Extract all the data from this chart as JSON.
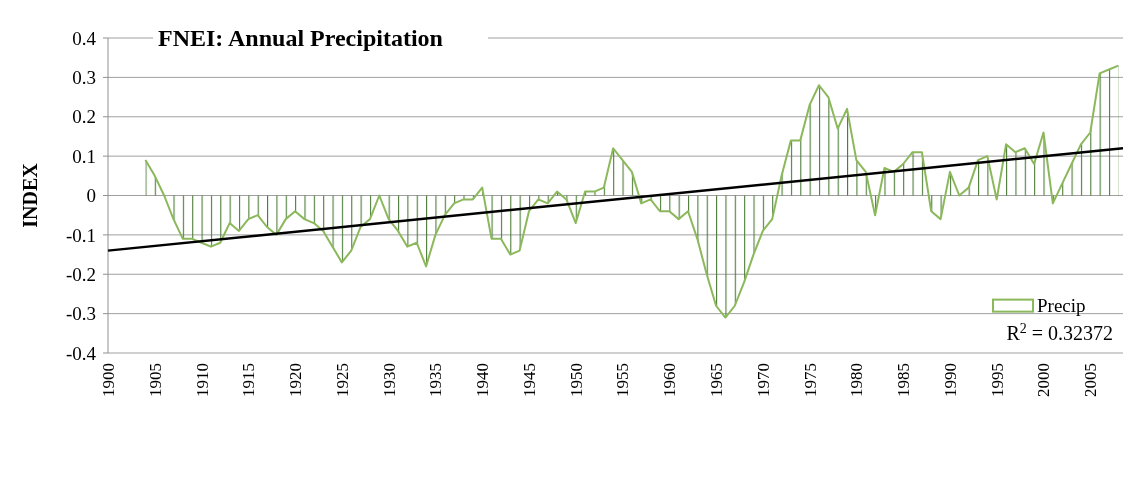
{
  "chart_data": {
    "type": "area",
    "title": "FNEI: Annual Precipitation",
    "ylabel": "INDEX",
    "x": [
      1904,
      1905,
      1906,
      1907,
      1908,
      1909,
      1910,
      1911,
      1912,
      1913,
      1914,
      1915,
      1916,
      1917,
      1918,
      1919,
      1920,
      1921,
      1922,
      1923,
      1924,
      1925,
      1926,
      1927,
      1928,
      1929,
      1930,
      1931,
      1932,
      1933,
      1934,
      1935,
      1936,
      1937,
      1938,
      1939,
      1940,
      1941,
      1942,
      1943,
      1944,
      1945,
      1946,
      1947,
      1948,
      1949,
      1950,
      1951,
      1952,
      1953,
      1954,
      1955,
      1956,
      1957,
      1958,
      1959,
      1960,
      1961,
      1962,
      1963,
      1964,
      1965,
      1966,
      1967,
      1968,
      1969,
      1970,
      1971,
      1972,
      1973,
      1974,
      1975,
      1976,
      1977,
      1978,
      1979,
      1980,
      1981,
      1982,
      1983,
      1984,
      1985,
      1986,
      1987,
      1988,
      1989,
      1990,
      1991,
      1992,
      1993,
      1994,
      1995,
      1996,
      1997,
      1998,
      1999,
      2000,
      2001,
      2002,
      2003,
      2004,
      2005,
      2006,
      2007,
      2008
    ],
    "series": [
      {
        "name": "Precip",
        "color": "#8cb85c",
        "values": [
          0.09,
          0.05,
          0.0,
          -0.06,
          -0.11,
          -0.11,
          -0.12,
          -0.13,
          -0.12,
          -0.07,
          -0.09,
          -0.06,
          -0.05,
          -0.08,
          -0.1,
          -0.06,
          -0.04,
          -0.06,
          -0.07,
          -0.09,
          -0.13,
          -0.17,
          -0.14,
          -0.08,
          -0.06,
          0.0,
          -0.06,
          -0.09,
          -0.13,
          -0.12,
          -0.18,
          -0.1,
          -0.05,
          -0.02,
          -0.01,
          -0.01,
          0.02,
          -0.11,
          -0.11,
          -0.15,
          -0.14,
          -0.04,
          -0.01,
          -0.02,
          0.01,
          -0.01,
          -0.07,
          0.01,
          0.01,
          0.02,
          0.12,
          0.09,
          0.06,
          -0.02,
          -0.01,
          -0.04,
          -0.04,
          -0.06,
          -0.04,
          -0.11,
          -0.2,
          -0.28,
          -0.31,
          -0.28,
          -0.22,
          -0.15,
          -0.09,
          -0.06,
          0.05,
          0.14,
          0.14,
          0.23,
          0.28,
          0.25,
          0.17,
          0.22,
          0.09,
          0.06,
          -0.05,
          0.07,
          0.06,
          0.08,
          0.11,
          0.11,
          -0.04,
          -0.06,
          0.06,
          0.0,
          0.02,
          0.09,
          0.1,
          -0.01,
          0.13,
          0.11,
          0.12,
          0.08,
          0.16,
          -0.02,
          0.03,
          0.08,
          0.13,
          0.16,
          0.31,
          0.32,
          0.33
        ]
      },
      {
        "type": "line",
        "color": "#000000",
        "x": [
          1900,
          2008.5
        ],
        "values": [
          -0.14,
          0.12
        ]
      }
    ],
    "xlim": [
      1900,
      2008.5
    ],
    "xticks": [
      1900,
      1905,
      1910,
      1915,
      1920,
      1925,
      1930,
      1935,
      1940,
      1945,
      1950,
      1955,
      1960,
      1965,
      1970,
      1975,
      1980,
      1985,
      1990,
      1995,
      2000,
      2005
    ],
    "ylim": [
      -0.4,
      0.4
    ],
    "yticks": [
      -0.4,
      -0.3,
      -0.2,
      -0.1,
      0,
      0.1,
      0.2,
      0.3,
      0.4
    ],
    "grid": "y",
    "legend": "bottom right",
    "annotations": [
      "R$^{2}$ = 0.32372"
    ]
  }
}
————————
▸ **What you need to do**: Every record above should be written out again exactly; the pictures stay out of the copy.

▸ **Expected output**:
Extract all the data from this chart as JSON.
{
  "chart_data": {
    "type": "area",
    "title": "FNEI: Annual Precipitation",
    "ylabel": "INDEX",
    "x": [
      1904,
      1905,
      1906,
      1907,
      1908,
      1909,
      1910,
      1911,
      1912,
      1913,
      1914,
      1915,
      1916,
      1917,
      1918,
      1919,
      1920,
      1921,
      1922,
      1923,
      1924,
      1925,
      1926,
      1927,
      1928,
      1929,
      1930,
      1931,
      1932,
      1933,
      1934,
      1935,
      1936,
      1937,
      1938,
      1939,
      1940,
      1941,
      1942,
      1943,
      1944,
      1945,
      1946,
      1947,
      1948,
      1949,
      1950,
      1951,
      1952,
      1953,
      1954,
      1955,
      1956,
      1957,
      1958,
      1959,
      1960,
      1961,
      1962,
      1963,
      1964,
      1965,
      1966,
      1967,
      1968,
      1969,
      1970,
      1971,
      1972,
      1973,
      1974,
      1975,
      1976,
      1977,
      1978,
      1979,
      1980,
      1981,
      1982,
      1983,
      1984,
      1985,
      1986,
      1987,
      1988,
      1989,
      1990,
      1991,
      1992,
      1993,
      1994,
      1995,
      1996,
      1997,
      1998,
      1999,
      2000,
      2001,
      2002,
      2003,
      2004,
      2005,
      2006,
      2007,
      2008
    ],
    "series": [
      {
        "name": "Precip",
        "color": "#8cb85c",
        "values": [
          0.09,
          0.05,
          0.0,
          -0.06,
          -0.11,
          -0.11,
          -0.12,
          -0.13,
          -0.12,
          -0.07,
          -0.09,
          -0.06,
          -0.05,
          -0.08,
          -0.1,
          -0.06,
          -0.04,
          -0.06,
          -0.07,
          -0.09,
          -0.13,
          -0.17,
          -0.14,
          -0.08,
          -0.06,
          0.0,
          -0.06,
          -0.09,
          -0.13,
          -0.12,
          -0.18,
          -0.1,
          -0.05,
          -0.02,
          -0.01,
          -0.01,
          0.02,
          -0.11,
          -0.11,
          -0.15,
          -0.14,
          -0.04,
          -0.01,
          -0.02,
          0.01,
          -0.01,
          -0.07,
          0.01,
          0.01,
          0.02,
          0.12,
          0.09,
          0.06,
          -0.02,
          -0.01,
          -0.04,
          -0.04,
          -0.06,
          -0.04,
          -0.11,
          -0.2,
          -0.28,
          -0.31,
          -0.28,
          -0.22,
          -0.15,
          -0.09,
          -0.06,
          0.05,
          0.14,
          0.14,
          0.23,
          0.28,
          0.25,
          0.17,
          0.22,
          0.09,
          0.06,
          -0.05,
          0.07,
          0.06,
          0.08,
          0.11,
          0.11,
          -0.04,
          -0.06,
          0.06,
          0.0,
          0.02,
          0.09,
          0.1,
          -0.01,
          0.13,
          0.11,
          0.12,
          0.08,
          0.16,
          -0.02,
          0.03,
          0.08,
          0.13,
          0.16,
          0.31,
          0.32,
          0.33
        ]
      },
      {
        "type": "line",
        "color": "#000000",
        "x": [
          1900,
          2008.5
        ],
        "values": [
          -0.14,
          0.12
        ]
      }
    ],
    "xlim": [
      1900,
      2008.5
    ],
    "xticks": [
      1900,
      1905,
      1910,
      1915,
      1920,
      1925,
      1930,
      1935,
      1940,
      1945,
      1950,
      1955,
      1960,
      1965,
      1970,
      1975,
      1980,
      1985,
      1990,
      1995,
      2000,
      2005
    ],
    "ylim": [
      -0.4,
      0.4
    ],
    "yticks": [
      -0.4,
      -0.3,
      -0.2,
      -0.1,
      0,
      0.1,
      0.2,
      0.3,
      0.4
    ],
    "grid": "y",
    "legend": "bottom right",
    "annotations": [
      "R$^{2}$ = 0.32372"
    ]
  }
}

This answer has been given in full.